■ Exercise details: Images excluded, repeat each entry below exactly.

━━━━━ Given data ━━━━━

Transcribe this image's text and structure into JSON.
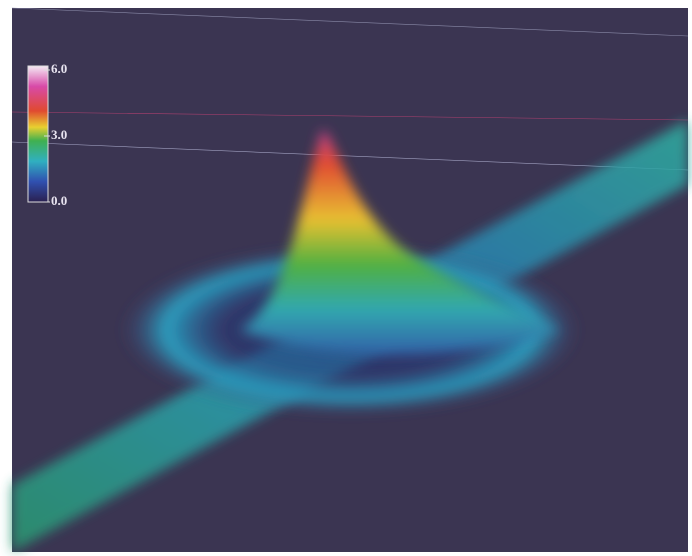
{
  "chart_data": {
    "type": "surface",
    "colorbar": {
      "lim": [
        0,
        6
      ],
      "ticks": [
        {
          "value": 6,
          "label": "6.0"
        },
        {
          "value": 3,
          "label": "3.0"
        },
        {
          "value": 0,
          "label": "0.0"
        }
      ]
    }
  }
}
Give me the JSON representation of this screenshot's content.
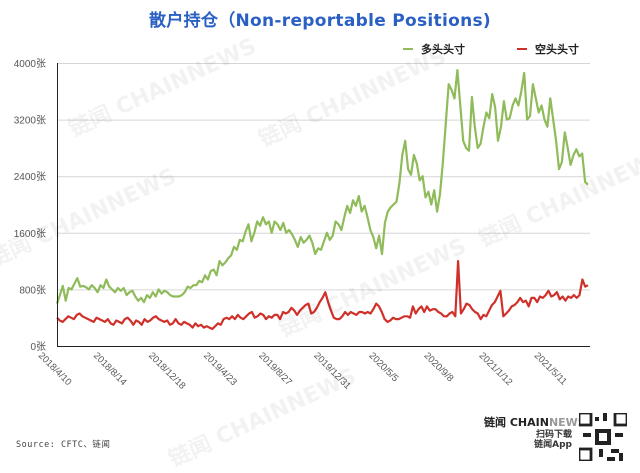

━━━━━

■ Output for this exercise:
Transcribe this image's text and structure into JSON.
{
  "chart_data": {
    "type": "surface",
    "colorbar": {
      "lim": [
        0,
        6
      ],
      "ticks": [
        {
          "value": 6,
          "label": "6.0"
        },
        {
          "value": 3,
          "label": "3.0"
        },
        {
          "value": 0,
          "label": "0.0"
        }
      ]
    }
  }
}
Give me the JSON representation of this screenshot's content.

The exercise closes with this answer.